- _Exercise prompt_: Return the entries below verbatim. Pictures stay out.

[Begin]

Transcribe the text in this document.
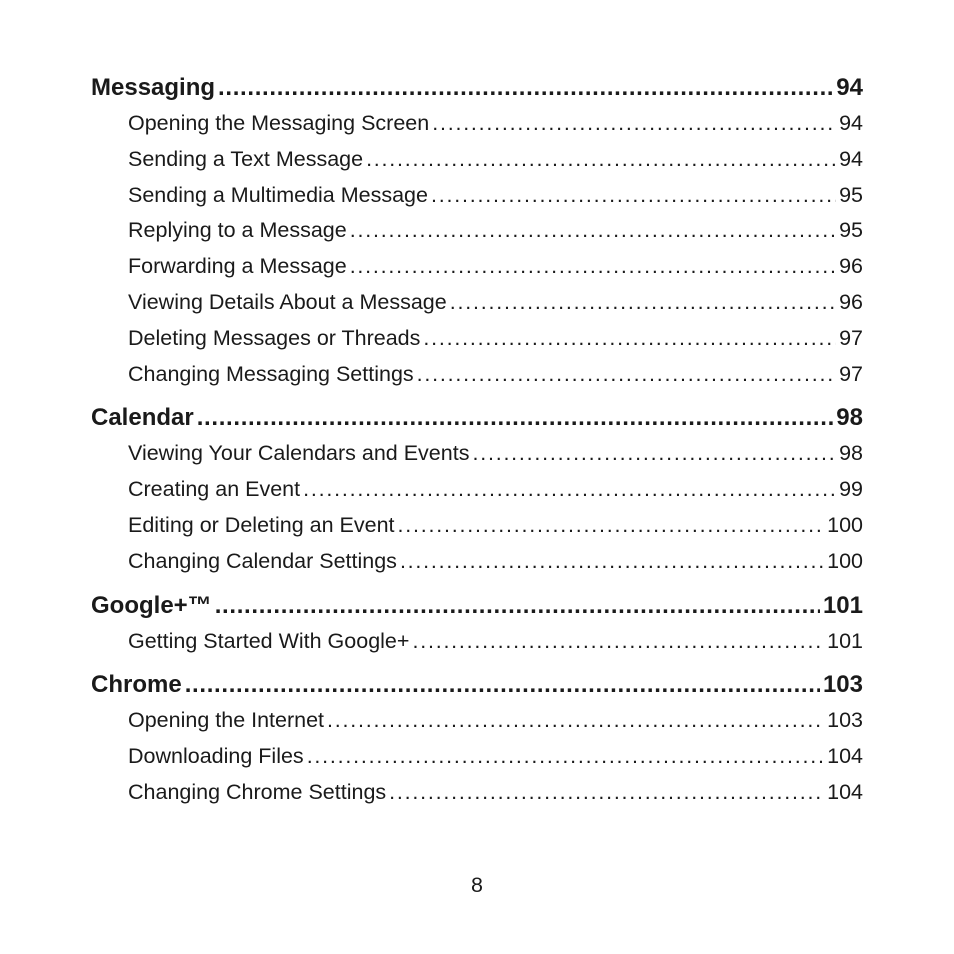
Messaging . . .	94
Opening the Messaging Screen . . .	94
Sending a Text Message . . .	94
Sending a Multimedia Message . . .	95
Replying to a Message . . .	95
Forwarding a Message . . .	96
Viewing Details About a Message . . .	96
Deleting Messages or Threads . . .	97
Changing Messaging Settings . . .	97
Calendar . . .	98
Viewing Your Calendars and Events . . .	98
Creating an Event . . .	99
Editing or Deleting an Event . . .	100
Changing Calendar Settings . . .	100
Google+™ . . .	101
Getting Started With Google+ . . .	101
Chrome . . .	103
Opening the Internet . . .	103
Downloading Files . . .	104
Changing Chrome Settings . . .	104
8
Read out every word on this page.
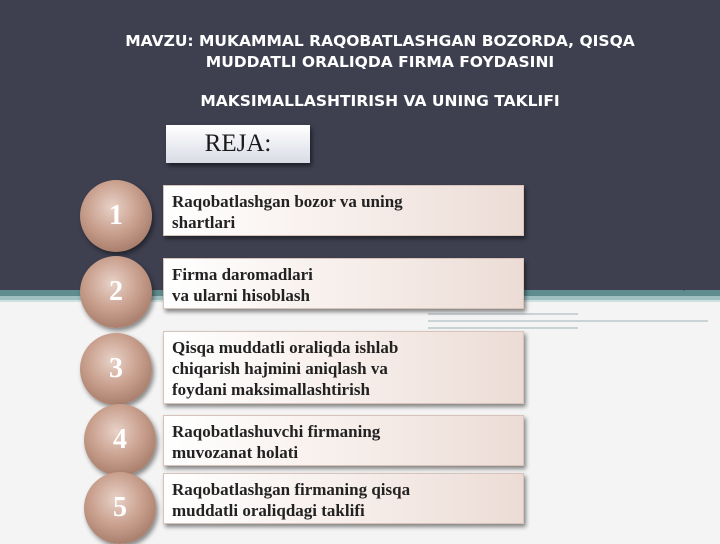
MAVZU: MUKAMMAL RAQOBATLASHGAN BOZORDA, QISQA

MUDDATLI ORALIQDA FIRMA FOYDASINI

MAKSIMALLASHTIRISH VA UNING TAKLIFI

REJA:
1	Raqobatlashgan bozor va uning
shartlari
2
Firma daromadlari
va ularni hisoblash
3
Qisqa muddatli oraliqda ishlab
chiqarish hajmini aniqlash va
foydani maksimallashtirish
4	Raqobatlashuvchi firmaning
muvozanat holati
5
Raqobatlashgan firmaning qisqa
muddatli oraliqdagi taklifi
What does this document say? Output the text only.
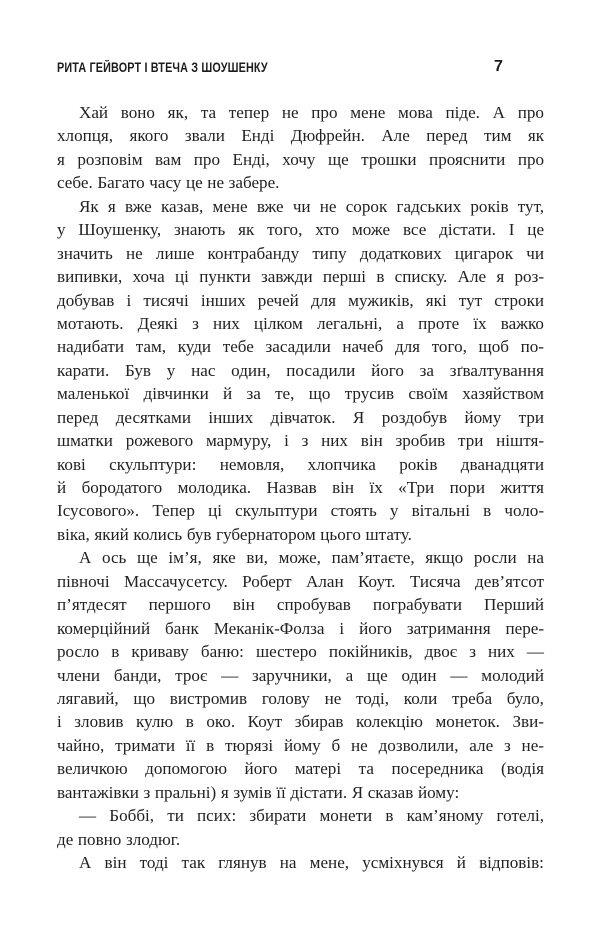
РИТА ГЕЙВОРТ І ВТЕЧА З ШОУШЕНКУ	7

Хай воно як, та тепер не про мене мова піде. А про
хлопця, якого звали Енді Дюфрейн. Але перед тим як
я розповім вам про Енді, хочу ще трошки прояснити про
себе. Багато часу це не забере.

Як я вже казав, мене вже чи не сорок гадських років тут,
у Шоушенку, знають як того, хто може все дістати. І це
значить не лише контрабанду типу додаткових цигарок чи
випивки, хоча ці пункти завжди перші в списку. Але я роз-
добував і тисячі інших речей для мужиків, які тут строки
мотають. Деякі з них цілком легальні, а проте їх важко
надибати там, куди тебе засадили начеб для того, щоб по-
карати. Був у нас один, посадили його за зґвалтування
маленької дівчинки й за те, що трусив своїм хазяйством
перед десятками інших дівчаток. Я роздобув йому три
шматки рожевого мармуру, і з них він зробив три ніштя-
кові скульптури: немовля, хлопчика років дванадцяти
й бородатого молодика. Назвав він їх «Три пори життя
Ісусового». Тепер ці скульптури стоять у вітальні в чоло-
віка, який колись був губернатором цього штату.

А ось ще ім’я, яке ви, може, пам’ятаєте, якщо росли на
півночі Массачусетсу. Роберт Алан Коут. Тисяча дев’ятсот
п’ятдесят першого він спробував пограбувати Перший
комерційний банк Меканік-Фолза і його затримання пере-
росло в криваву баню: шестеро покійників, двоє з них —
члени банди, троє — заручники, а ще один — молодий
лягавий, що вистромив голову не тоді, коли треба було,
і зловив кулю в око. Коут збирав колекцію монеток. Зви-
чайно, тримати її в тюрязі йому б не дозволили, але з не-
величкою допомогою його матері та посередника (водія
вантажівки з пральні) я зумів її дістати. Я сказав йому:

— Боббі, ти псих: збирати монети в кам’яному готелі,
де повно злодюг.

А він тоді так глянув на мене, усміхнувся й відповів:
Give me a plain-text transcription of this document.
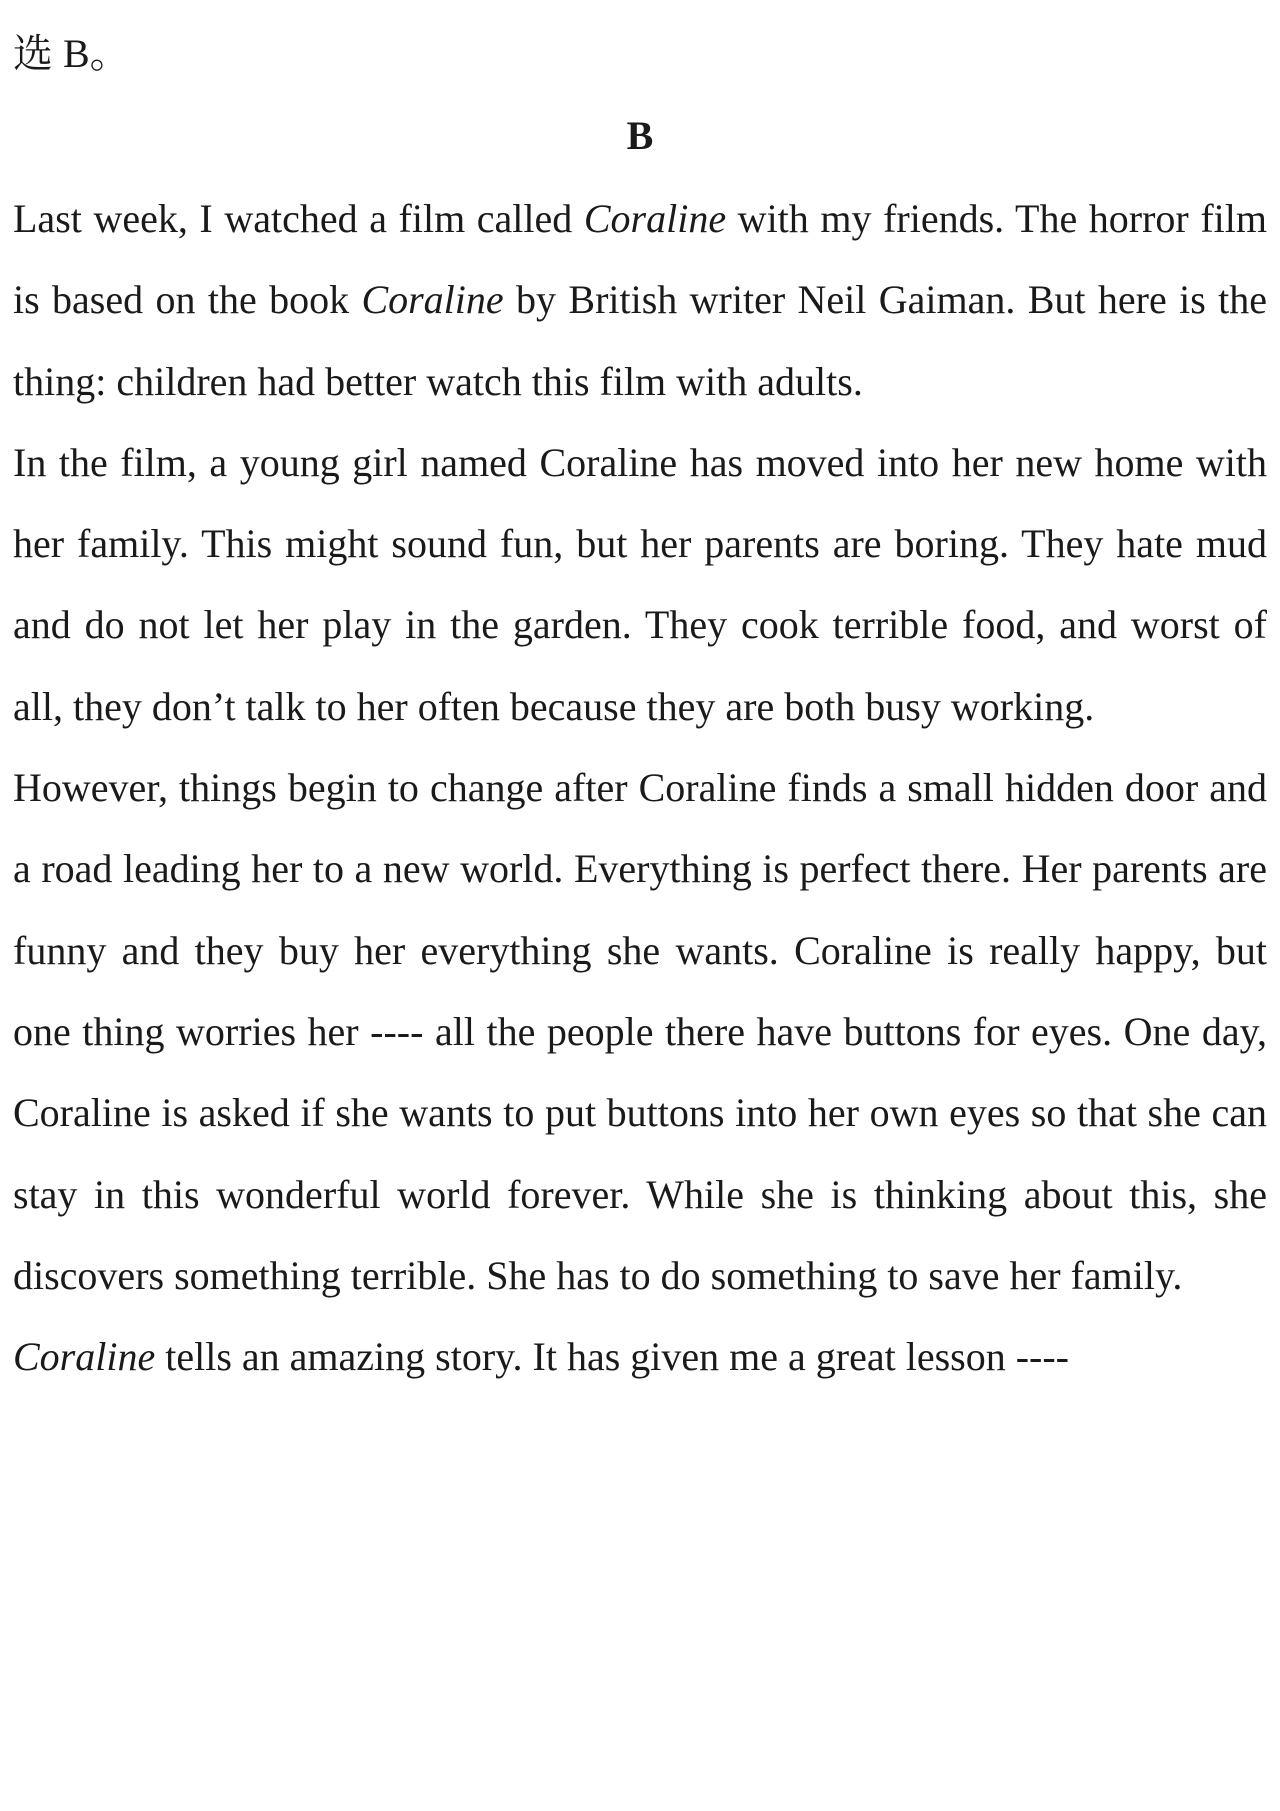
选 B。

B

Last week, I watched a film called Coraline with my friends. The horror film is based on the book Coraline by British writer Neil Gaiman. But here is the thing: children had better watch this film with adults.

In the film, a young girl named Coraline has moved into her new home with her family. This might sound fun, but her parents are boring. They hate mud and do not let her play in the garden. They cook terrible food, and worst of all, they don’t talk to her often because they are both busy working.

However, things begin to change after Coraline finds a small hidden door and a road leading her to a new world. Everything is perfect there. Her parents are funny and they buy her everything she wants. Coraline is really happy, but one thing worries her ---- all the people there have buttons for eyes. One day, Coraline is asked if she wants to put buttons into her own eyes so that she can stay in this wonderful world forever. While she is thinking about this, she discovers something terrible. She has to do something to save her family.

Coraline tells an amazing story. It has given me a great lesson ----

[End]

- _Answer for the task_:
Transcribe the text in this document.
Messaging . . .	94
Opening the Messaging Screen . . .	94
Sending a Text Message . . .	94
Sending a Multimedia Message . . .	95
Replying to a Message . . .	95
Forwarding a Message . . .	96
Viewing Details About a Message . . .	96
Deleting Messages or Threads . . .	97
Changing Messaging Settings . . .	97
Calendar . . .	98
Viewing Your Calendars and Events . . .	98
Creating an Event . . .	99
Editing or Deleting an Event . . .	100
Changing Calendar Settings . . .	100
Google+™ . . .	101
Getting Started With Google+ . . .	101
Chrome . . .	103
Opening the Internet . . .	103
Downloading Files . . .	104
Changing Chrome Settings . . .	104
8
Read out every word on this page.
MAVZU: MUKAMMAL RAQOBATLASHGAN BOZORDA, QISQA

MUDDATLI ORALIQDA FIRMA FOYDASINI

MAKSIMALLASHTIRISH VA UNING TAKLIFI

REJA:
1	Raqobatlashgan bozor va uning
shartlari
2
Firma daromadlari
va ularni hisoblash
3
Qisqa muddatli oraliqda ishlab
chiqarish hajmini aniqlash va
foydani maksimallashtirish
4	Raqobatlashuvchi firmaning
muvozanat holati
5
Raqobatlashgan firmaning qisqa
muddatli oraliqdagi taklifi
What does this document say? Output the text only.
РИТА ГЕЙВОРТ І ВТЕЧА З ШОУШЕНКУ	7

Хай воно як, та тепер не про мене мова піде. А про
хлопця, якого звали Енді Дюфрейн. Але перед тим як
я розповім вам про Енді, хочу ще трошки прояснити про
себе. Багато часу це не забере.

Як я вже казав, мене вже чи не сорок гадських років тут,
у Шоушенку, знають як того, хто може все дістати. І це
значить не лише контрабанду типу додаткових цигарок чи
випивки, хоча ці пункти завжди перші в списку. Але я роз-
добував і тисячі інших речей для мужиків, які тут строки
мотають. Деякі з них цілком легальні, а проте їх важко
надибати там, куди тебе засадили начеб для того, щоб по-
карати. Був у нас один, посадили його за зґвалтування
маленької дівчинки й за те, що трусив своїм хазяйством
перед десятками інших дівчаток. Я роздобув йому три
шматки рожевого мармуру, і з них він зробив три ніштя-
кові скульптури: немовля, хлопчика років дванадцяти
й бородатого молодика. Назвав він їх «Три пори життя
Ісусового». Тепер ці скульптури стоять у вітальні в чоло-
віка, який колись був губернатором цього штату.

А ось ще ім’я, яке ви, може, пам’ятаєте, якщо росли на
півночі Массачусетсу. Роберт Алан Коут. Тисяча дев’ятсот
п’ятдесят першого він спробував пограбувати Перший
комерційний банк Меканік-Фолза і його затримання пере-
росло в криваву баню: шестеро покійників, двоє з них —
члени банди, троє — заручники, а ще один — молодий
лягавий, що вистромив голову не тоді, коли треба було,
і зловив кулю в око. Коут збирав колекцію монеток. Зви-
чайно, тримати її в тюрязі йому б не дозволили, але з не-
величкою допомогою його матері та посередника (водія
вантажівки з пральні) я зумів її дістати. Я сказав йому:

— Боббі, ти псих: збирати монети в кам’яному готелі,
де повно злодюг.

А він тоді так глянув на мене, усміхнувся й відповів:
Give me a plain-text transcription of this document.
选 B。

B

Last week, I watched a film called Coraline with my friends. The horror film is based on the book Coraline by British writer Neil Gaiman. But here is the thing: children had better watch this film with adults.

In the film, a young girl named Coraline has moved into her new home with her family. This might sound fun, but her parents are boring. They hate mud and do not let her play in the garden. They cook terrible food, and worst of all, they don’t talk to her often because they are both busy working.

However, things begin to change after Coraline finds a small hidden door and a road leading her to a new world. Everything is perfect there. Her parents are funny and they buy her everything she wants. Coraline is really happy, but one thing worries her ---- all the people there have buttons for eyes. One day, Coraline is asked if she wants to put buttons into her own eyes so that she can stay in this wonderful world forever. While she is thinking about this, she discovers something terrible. She has to do something to save her family.

Coraline tells an amazing story. It has given me a great lesson ----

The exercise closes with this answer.